Exercise goal: "Estatal" appears in how many lines of the entries? State only the number.

A block of data
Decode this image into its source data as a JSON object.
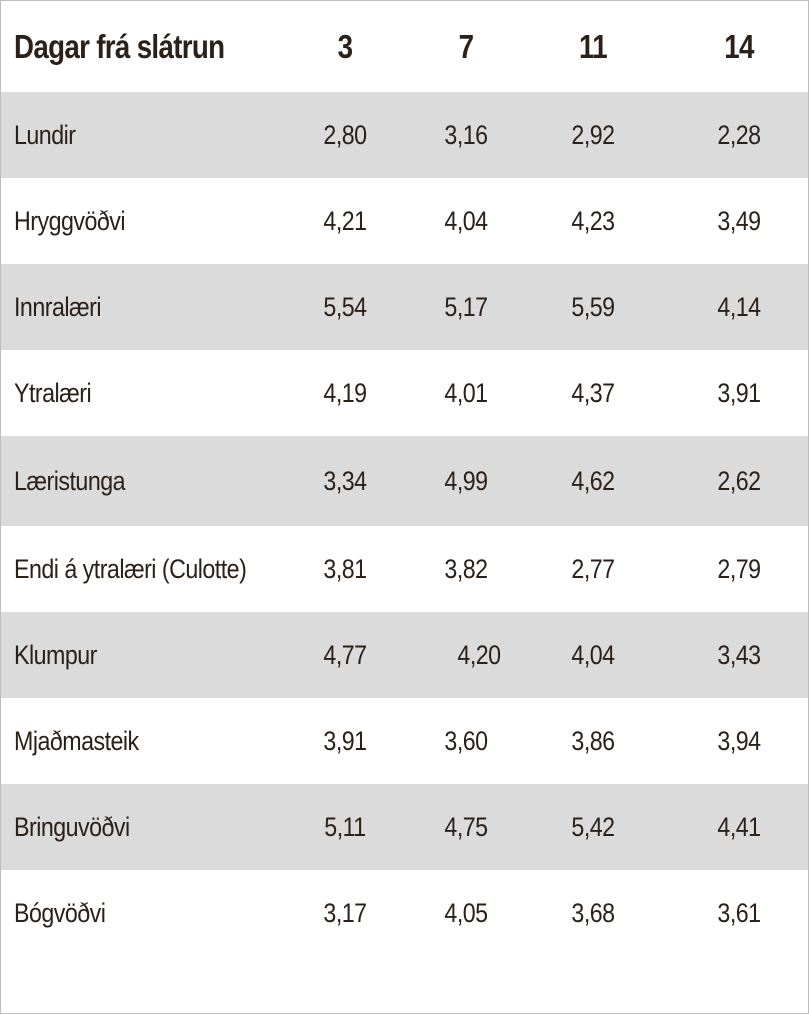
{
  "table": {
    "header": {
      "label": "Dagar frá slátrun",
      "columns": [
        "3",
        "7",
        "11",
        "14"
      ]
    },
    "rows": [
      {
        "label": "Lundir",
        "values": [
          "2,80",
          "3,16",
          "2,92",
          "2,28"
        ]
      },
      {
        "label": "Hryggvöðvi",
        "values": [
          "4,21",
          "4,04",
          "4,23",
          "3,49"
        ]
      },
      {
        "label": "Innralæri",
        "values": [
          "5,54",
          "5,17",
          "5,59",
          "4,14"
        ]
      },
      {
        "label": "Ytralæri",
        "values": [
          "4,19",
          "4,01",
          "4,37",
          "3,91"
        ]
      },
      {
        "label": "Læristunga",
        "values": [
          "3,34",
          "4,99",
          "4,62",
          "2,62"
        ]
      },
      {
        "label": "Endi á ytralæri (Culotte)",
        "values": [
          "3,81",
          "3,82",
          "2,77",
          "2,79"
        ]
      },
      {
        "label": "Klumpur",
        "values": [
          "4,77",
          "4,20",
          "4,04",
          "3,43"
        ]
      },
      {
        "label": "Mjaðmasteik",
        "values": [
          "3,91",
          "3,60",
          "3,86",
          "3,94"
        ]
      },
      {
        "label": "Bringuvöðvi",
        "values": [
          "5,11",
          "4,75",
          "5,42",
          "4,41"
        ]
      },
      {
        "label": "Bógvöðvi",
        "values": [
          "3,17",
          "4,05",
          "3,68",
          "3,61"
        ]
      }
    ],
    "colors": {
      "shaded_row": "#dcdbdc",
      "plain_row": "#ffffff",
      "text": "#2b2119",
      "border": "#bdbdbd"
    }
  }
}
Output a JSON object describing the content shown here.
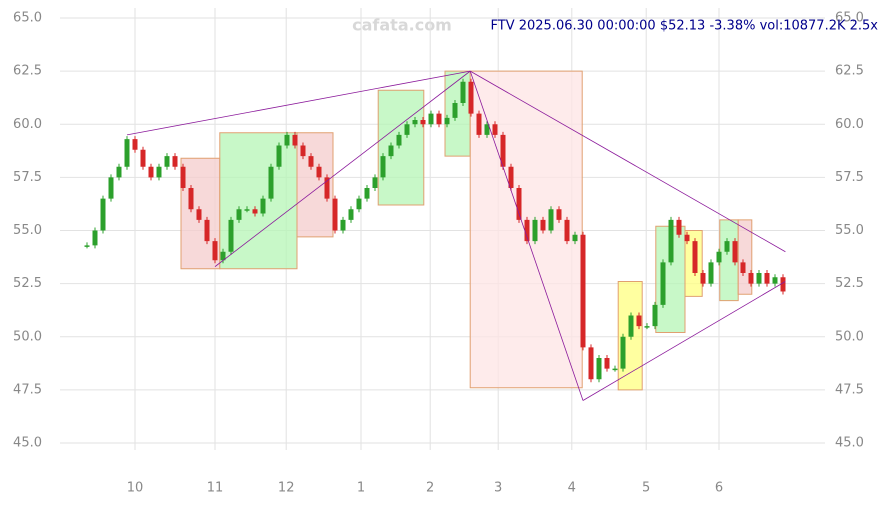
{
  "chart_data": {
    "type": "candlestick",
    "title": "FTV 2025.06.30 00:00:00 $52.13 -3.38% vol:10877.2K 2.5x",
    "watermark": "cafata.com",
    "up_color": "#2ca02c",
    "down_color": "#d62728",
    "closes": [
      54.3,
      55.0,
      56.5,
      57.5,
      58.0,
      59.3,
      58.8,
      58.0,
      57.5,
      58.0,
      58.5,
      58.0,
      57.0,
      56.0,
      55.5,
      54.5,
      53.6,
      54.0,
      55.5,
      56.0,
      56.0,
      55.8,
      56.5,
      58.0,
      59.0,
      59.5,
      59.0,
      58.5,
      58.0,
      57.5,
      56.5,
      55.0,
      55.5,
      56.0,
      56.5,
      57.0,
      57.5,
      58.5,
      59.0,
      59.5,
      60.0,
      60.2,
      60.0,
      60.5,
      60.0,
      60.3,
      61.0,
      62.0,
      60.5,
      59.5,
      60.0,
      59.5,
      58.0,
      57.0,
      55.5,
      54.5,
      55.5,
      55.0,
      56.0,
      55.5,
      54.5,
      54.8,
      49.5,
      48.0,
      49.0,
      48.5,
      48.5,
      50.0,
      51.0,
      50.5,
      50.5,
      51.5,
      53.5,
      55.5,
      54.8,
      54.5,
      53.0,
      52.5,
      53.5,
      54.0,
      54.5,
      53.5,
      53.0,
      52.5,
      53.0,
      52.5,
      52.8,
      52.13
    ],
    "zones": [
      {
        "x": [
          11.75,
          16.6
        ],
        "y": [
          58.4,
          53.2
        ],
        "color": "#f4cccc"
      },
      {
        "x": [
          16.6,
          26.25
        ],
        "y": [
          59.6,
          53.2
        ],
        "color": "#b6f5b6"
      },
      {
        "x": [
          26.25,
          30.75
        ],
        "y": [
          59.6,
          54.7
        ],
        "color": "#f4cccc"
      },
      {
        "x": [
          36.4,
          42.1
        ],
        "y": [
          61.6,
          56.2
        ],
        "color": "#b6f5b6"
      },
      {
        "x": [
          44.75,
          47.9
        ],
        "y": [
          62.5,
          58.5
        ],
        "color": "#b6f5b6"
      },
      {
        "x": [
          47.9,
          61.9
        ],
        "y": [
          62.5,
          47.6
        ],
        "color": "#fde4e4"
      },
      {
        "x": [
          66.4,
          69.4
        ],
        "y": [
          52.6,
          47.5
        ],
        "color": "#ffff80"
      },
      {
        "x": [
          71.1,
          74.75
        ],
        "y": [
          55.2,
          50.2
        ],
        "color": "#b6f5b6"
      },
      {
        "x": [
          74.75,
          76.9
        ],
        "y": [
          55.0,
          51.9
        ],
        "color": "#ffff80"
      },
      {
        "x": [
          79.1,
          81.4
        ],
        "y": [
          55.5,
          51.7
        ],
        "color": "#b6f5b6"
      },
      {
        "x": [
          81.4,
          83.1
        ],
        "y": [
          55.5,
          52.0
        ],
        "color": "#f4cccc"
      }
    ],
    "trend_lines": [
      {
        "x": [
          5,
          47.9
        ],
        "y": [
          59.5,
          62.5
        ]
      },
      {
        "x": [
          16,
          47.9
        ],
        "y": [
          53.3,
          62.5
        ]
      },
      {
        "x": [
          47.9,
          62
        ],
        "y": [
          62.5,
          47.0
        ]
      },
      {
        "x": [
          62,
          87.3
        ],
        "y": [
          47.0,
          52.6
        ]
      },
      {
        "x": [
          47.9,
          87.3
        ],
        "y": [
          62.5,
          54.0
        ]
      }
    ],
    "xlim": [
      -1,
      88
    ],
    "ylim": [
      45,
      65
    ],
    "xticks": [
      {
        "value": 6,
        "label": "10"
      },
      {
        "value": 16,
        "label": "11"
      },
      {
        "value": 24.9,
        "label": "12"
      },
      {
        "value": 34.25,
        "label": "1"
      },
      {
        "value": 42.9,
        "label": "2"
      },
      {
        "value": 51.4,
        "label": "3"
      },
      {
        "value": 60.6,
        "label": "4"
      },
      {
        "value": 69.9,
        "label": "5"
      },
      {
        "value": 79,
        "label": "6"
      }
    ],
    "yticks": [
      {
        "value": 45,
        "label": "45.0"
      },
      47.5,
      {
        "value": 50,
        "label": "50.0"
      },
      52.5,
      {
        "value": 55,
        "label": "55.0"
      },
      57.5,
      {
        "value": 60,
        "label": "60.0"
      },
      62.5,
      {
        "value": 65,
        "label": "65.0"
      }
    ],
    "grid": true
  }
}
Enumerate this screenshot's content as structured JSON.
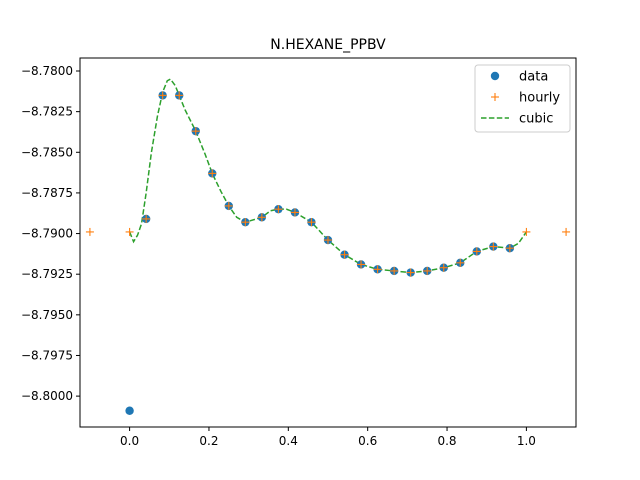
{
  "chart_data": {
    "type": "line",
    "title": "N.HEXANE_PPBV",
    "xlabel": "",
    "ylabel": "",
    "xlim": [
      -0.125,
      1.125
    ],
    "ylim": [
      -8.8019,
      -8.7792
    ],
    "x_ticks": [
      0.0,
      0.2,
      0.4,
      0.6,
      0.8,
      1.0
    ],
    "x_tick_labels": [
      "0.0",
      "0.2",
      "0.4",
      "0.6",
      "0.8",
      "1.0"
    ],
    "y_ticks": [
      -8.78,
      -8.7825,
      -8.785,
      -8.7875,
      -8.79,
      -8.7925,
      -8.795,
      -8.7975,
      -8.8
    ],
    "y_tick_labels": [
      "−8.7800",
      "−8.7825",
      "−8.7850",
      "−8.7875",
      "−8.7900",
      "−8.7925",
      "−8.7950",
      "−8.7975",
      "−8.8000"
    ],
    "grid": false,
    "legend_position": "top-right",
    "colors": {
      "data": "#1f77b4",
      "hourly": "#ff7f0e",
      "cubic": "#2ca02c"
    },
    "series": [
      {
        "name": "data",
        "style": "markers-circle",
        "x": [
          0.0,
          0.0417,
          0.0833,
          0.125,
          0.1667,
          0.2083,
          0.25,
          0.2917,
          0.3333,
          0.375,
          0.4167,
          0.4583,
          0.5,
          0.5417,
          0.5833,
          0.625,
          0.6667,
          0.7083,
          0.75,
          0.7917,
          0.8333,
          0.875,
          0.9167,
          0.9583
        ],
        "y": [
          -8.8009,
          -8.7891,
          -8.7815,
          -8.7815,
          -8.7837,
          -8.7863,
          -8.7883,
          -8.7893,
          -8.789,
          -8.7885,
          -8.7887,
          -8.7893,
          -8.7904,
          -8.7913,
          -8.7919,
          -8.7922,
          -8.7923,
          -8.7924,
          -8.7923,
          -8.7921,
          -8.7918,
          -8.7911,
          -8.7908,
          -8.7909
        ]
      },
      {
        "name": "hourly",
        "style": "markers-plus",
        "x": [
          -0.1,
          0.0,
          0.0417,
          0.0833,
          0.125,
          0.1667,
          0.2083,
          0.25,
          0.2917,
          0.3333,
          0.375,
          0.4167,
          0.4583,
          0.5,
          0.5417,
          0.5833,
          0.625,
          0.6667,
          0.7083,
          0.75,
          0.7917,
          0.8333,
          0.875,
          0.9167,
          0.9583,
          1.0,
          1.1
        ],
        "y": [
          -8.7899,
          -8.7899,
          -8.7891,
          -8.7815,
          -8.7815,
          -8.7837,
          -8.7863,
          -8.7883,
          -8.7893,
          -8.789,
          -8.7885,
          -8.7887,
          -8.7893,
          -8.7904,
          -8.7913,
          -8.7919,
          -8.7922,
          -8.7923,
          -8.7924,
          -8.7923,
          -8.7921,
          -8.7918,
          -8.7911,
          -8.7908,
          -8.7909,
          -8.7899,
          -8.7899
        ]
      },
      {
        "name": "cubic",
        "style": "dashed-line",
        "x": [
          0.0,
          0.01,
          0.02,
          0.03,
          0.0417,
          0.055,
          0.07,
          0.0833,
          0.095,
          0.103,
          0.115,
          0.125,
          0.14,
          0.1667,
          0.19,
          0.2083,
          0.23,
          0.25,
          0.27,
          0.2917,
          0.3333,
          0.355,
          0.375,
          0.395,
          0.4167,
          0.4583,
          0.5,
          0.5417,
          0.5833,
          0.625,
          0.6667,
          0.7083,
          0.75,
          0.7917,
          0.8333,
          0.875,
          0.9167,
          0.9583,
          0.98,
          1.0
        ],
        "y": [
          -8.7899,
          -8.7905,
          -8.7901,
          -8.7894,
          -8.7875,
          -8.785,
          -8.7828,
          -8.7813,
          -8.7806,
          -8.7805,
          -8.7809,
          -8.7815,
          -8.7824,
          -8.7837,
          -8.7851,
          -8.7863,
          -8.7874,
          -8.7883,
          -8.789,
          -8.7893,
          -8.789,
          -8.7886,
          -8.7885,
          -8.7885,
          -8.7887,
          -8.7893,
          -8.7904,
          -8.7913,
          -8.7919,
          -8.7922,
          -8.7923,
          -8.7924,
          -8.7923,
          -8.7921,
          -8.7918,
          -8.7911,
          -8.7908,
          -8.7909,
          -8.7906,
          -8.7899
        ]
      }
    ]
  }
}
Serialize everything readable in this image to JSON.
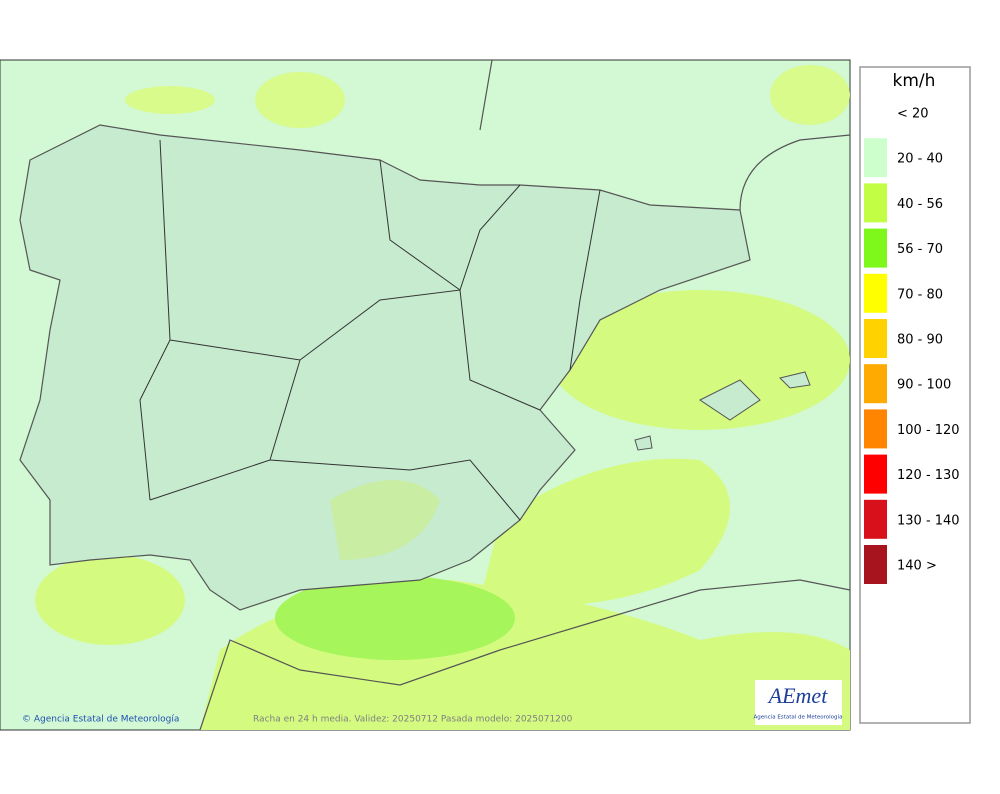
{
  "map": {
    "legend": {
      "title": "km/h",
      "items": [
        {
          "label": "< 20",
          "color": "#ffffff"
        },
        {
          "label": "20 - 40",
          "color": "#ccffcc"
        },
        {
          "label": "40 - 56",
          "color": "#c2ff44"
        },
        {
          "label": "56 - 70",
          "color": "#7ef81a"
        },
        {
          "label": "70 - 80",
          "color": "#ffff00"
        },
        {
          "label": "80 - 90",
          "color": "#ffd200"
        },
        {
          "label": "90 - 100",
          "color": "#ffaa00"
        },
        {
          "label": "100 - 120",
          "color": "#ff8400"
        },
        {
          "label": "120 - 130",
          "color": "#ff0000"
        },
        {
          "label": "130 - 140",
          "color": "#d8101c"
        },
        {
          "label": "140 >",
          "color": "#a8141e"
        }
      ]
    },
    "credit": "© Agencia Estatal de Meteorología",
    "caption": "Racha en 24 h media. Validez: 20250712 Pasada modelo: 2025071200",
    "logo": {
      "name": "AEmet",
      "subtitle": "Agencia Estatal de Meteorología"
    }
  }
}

Written solution: 2